Deitei sem seu regaço

Sonhei meu nego tolo

Tolas coisas

O seu calor esquentando

O meu corpo

Nos meus ouvidos

Respiração entrecortada

O encontro a confirmação

Você em mim.

Suas mãos possuidoras

Calorosamente, despudoramente

Confirmam afirmam

AMOR

(ALVES, 1978, p.54, grifos meus)

 
Sem timidez, sem medo e sem receio, desvestindo o seu corpo, o sujeito literário expõe questões internas como a sexualidade e a sensualidade da mulher negra, explicitando o seu ponto de vista sobre estes assuntos cercados ainda de mitos e tabus na sociedade brasileira. Mitos que representaram as mulheres de origem afrodescendente como criaturas distorcidas, desumanizadas, cujos corpos diferenciados dos padrões brancos de beleza, eram e são descritos como possuidores de uma temida atividade sexual, classificados pela dóxa masculina como repulsiva, suja, obscena e apresentada como mulher ou tipo físico menos aceitável socialmente.
....................
Enunciado 1
No parágrafo em prosa do trecho do documento, quais são as três palavras que vêm logo depois de "sem" na frase de abertura?
Enunciado 2
Prossiga o trecho do documento a partir da última frase do parágrafo em prosa.

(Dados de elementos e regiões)
....................
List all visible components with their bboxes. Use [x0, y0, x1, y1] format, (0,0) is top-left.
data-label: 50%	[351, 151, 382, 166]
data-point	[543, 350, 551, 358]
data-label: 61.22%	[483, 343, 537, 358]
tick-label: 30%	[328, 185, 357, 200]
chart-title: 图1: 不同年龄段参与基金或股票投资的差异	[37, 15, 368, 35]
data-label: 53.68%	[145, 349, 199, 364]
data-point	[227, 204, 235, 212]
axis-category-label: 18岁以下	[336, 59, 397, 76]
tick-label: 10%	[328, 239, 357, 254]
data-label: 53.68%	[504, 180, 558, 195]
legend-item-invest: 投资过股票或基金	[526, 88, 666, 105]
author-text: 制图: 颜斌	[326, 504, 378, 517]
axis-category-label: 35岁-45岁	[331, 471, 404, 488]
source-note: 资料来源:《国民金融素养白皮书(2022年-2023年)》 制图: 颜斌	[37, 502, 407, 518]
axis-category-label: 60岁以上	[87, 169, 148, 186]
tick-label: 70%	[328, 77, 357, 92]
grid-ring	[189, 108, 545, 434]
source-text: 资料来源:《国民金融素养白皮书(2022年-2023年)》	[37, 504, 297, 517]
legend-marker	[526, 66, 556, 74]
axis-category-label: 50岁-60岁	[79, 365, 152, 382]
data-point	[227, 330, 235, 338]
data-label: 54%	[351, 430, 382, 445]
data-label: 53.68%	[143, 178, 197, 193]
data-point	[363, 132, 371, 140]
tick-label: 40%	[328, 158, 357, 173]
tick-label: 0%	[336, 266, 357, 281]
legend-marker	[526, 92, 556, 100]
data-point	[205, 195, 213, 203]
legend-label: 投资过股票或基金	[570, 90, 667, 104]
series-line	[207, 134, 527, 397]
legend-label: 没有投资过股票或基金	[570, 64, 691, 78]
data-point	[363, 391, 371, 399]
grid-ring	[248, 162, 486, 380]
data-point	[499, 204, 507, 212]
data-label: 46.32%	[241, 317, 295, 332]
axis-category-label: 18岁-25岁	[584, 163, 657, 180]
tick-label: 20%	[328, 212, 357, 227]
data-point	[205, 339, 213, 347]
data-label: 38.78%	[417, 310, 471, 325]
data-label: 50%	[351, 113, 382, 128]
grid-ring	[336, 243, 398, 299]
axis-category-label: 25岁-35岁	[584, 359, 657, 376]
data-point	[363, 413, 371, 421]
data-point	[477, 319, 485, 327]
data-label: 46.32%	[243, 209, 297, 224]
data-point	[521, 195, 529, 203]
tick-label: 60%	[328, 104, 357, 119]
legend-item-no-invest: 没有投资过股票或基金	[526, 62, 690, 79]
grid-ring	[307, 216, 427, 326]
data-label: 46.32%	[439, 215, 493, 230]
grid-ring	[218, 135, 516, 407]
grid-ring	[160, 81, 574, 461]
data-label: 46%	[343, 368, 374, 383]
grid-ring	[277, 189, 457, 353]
....................
Resposta escrita 1
timidez, medo, receio

Resposta escrita 2
Em O feminino corpo da negrura, Leda Maria Martins (1996) constata que, no plano ficcional, a relação submissão e dominação das mulheres, colocaram o corpo da mulher negra em um jogo de imagens e de símbolos, sob a ótica do “alheio e do alienante”, com base na lógica racial e sexista (MARTINS, 1996, p. 112). De acordo com suas pesquisas, nas “cenas literárias nacionais”, a autora destaca que “os corpos femininos da negrura” aparecem sob as seguintes miragens da “doxa masculina” e visão falocêntrica: “(…) a mãe preta, a empregada doméstica, uma espécie de força bruta assexuada, de rosto indiferenciado, e a insinuante mulata, corpo erotizado em excesso, objeto dos desejos “ocultos” do homem branco” (MARTINS, 1996, p-112, grifos da autora).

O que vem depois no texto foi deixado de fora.